§ AIM
Word for word, transcribe the lines below and drop the pictures.

§ STORED RECORDS
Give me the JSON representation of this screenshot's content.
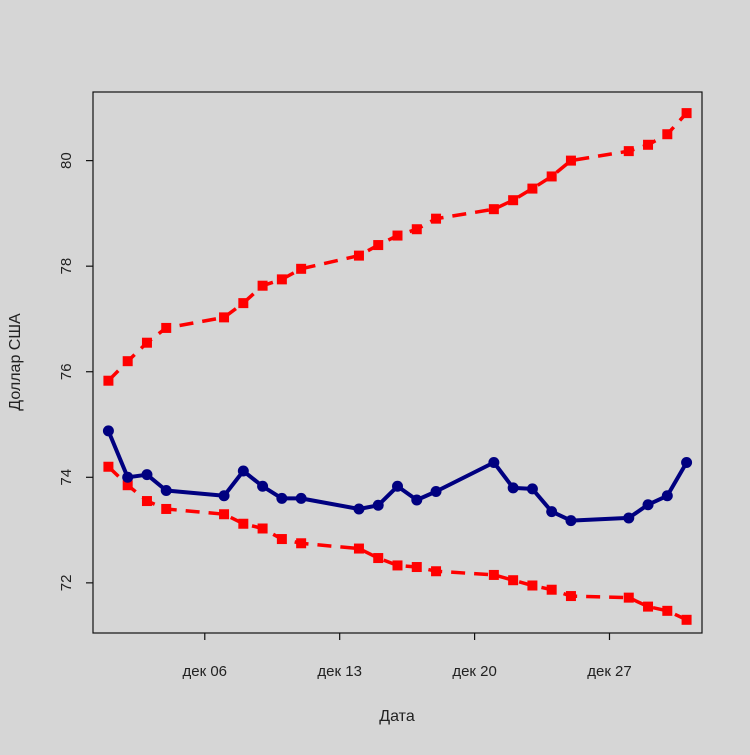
{
  "chart_data": {
    "type": "line",
    "title": "",
    "xlabel": "Дата",
    "ylabel": "Доллар США",
    "x_ticks": [
      {
        "day": 6,
        "label": "дек 06"
      },
      {
        "day": 13,
        "label": "дек 13"
      },
      {
        "day": 20,
        "label": "дек 20"
      },
      {
        "day": 27,
        "label": "дек 27"
      }
    ],
    "y_ticks": [
      72,
      74,
      76,
      78,
      80
    ],
    "xlim": [
      0.2,
      31.8
    ],
    "ylim": [
      71.05,
      81.3
    ],
    "grid": false,
    "legend": "none",
    "x": [
      1,
      2,
      3,
      4,
      7,
      8,
      9,
      10,
      11,
      14,
      15,
      16,
      17,
      18,
      21,
      22,
      23,
      24,
      25,
      28,
      29,
      30,
      31
    ],
    "series": [
      {
        "color": "#000080",
        "line_style": "solid",
        "values": [
          74.88,
          74.0,
          74.05,
          73.75,
          73.65,
          74.12,
          73.83,
          73.6,
          73.6,
          73.4,
          73.47,
          73.83,
          73.57,
          73.73,
          74.28,
          73.8,
          73.78,
          73.35,
          73.18,
          73.23,
          73.48,
          73.65,
          74.28
        ]
      },
      {
        "color": "#ff0000",
        "line_style": "dashed",
        "values": [
          75.83,
          76.2,
          76.55,
          76.83,
          77.03,
          77.3,
          77.63,
          77.75,
          77.95,
          78.2,
          78.4,
          78.58,
          78.7,
          78.9,
          79.08,
          79.25,
          79.47,
          79.7,
          80.0,
          80.18,
          80.3,
          80.5,
          80.9
        ]
      },
      {
        "color": "#ff0000",
        "line_style": "dashed",
        "values": [
          74.2,
          73.85,
          73.55,
          73.4,
          73.3,
          73.12,
          73.03,
          72.83,
          72.75,
          72.65,
          72.47,
          72.33,
          72.3,
          72.22,
          72.15,
          72.05,
          71.95,
          71.87,
          71.75,
          71.72,
          71.55,
          71.47,
          71.3
        ]
      }
    ]
  }
}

§ PROBLEM SOLUTION
Give me the JSON representation of this screenshot's content.
{
  "chart_data": {
    "type": "line",
    "title": "",
    "xlabel": "Дата",
    "ylabel": "Доллар США",
    "x_ticks": [
      {
        "day": 6,
        "label": "дек 06"
      },
      {
        "day": 13,
        "label": "дек 13"
      },
      {
        "day": 20,
        "label": "дек 20"
      },
      {
        "day": 27,
        "label": "дек 27"
      }
    ],
    "y_ticks": [
      72,
      74,
      76,
      78,
      80
    ],
    "xlim": [
      0.2,
      31.8
    ],
    "ylim": [
      71.05,
      81.3
    ],
    "grid": false,
    "legend": "none",
    "x": [
      1,
      2,
      3,
      4,
      7,
      8,
      9,
      10,
      11,
      14,
      15,
      16,
      17,
      18,
      21,
      22,
      23,
      24,
      25,
      28,
      29,
      30,
      31
    ],
    "series": [
      {
        "color": "#000080",
        "line_style": "solid",
        "values": [
          74.88,
          74.0,
          74.05,
          73.75,
          73.65,
          74.12,
          73.83,
          73.6,
          73.6,
          73.4,
          73.47,
          73.83,
          73.57,
          73.73,
          74.28,
          73.8,
          73.78,
          73.35,
          73.18,
          73.23,
          73.48,
          73.65,
          74.28
        ]
      },
      {
        "color": "#ff0000",
        "line_style": "dashed",
        "values": [
          75.83,
          76.2,
          76.55,
          76.83,
          77.03,
          77.3,
          77.63,
          77.75,
          77.95,
          78.2,
          78.4,
          78.58,
          78.7,
          78.9,
          79.08,
          79.25,
          79.47,
          79.7,
          80.0,
          80.18,
          80.3,
          80.5,
          80.9
        ]
      },
      {
        "color": "#ff0000",
        "line_style": "dashed",
        "values": [
          74.2,
          73.85,
          73.55,
          73.4,
          73.3,
          73.12,
          73.03,
          72.83,
          72.75,
          72.65,
          72.47,
          72.33,
          72.3,
          72.22,
          72.15,
          72.05,
          71.95,
          71.87,
          71.75,
          71.72,
          71.55,
          71.47,
          71.3
        ]
      }
    ]
  }
}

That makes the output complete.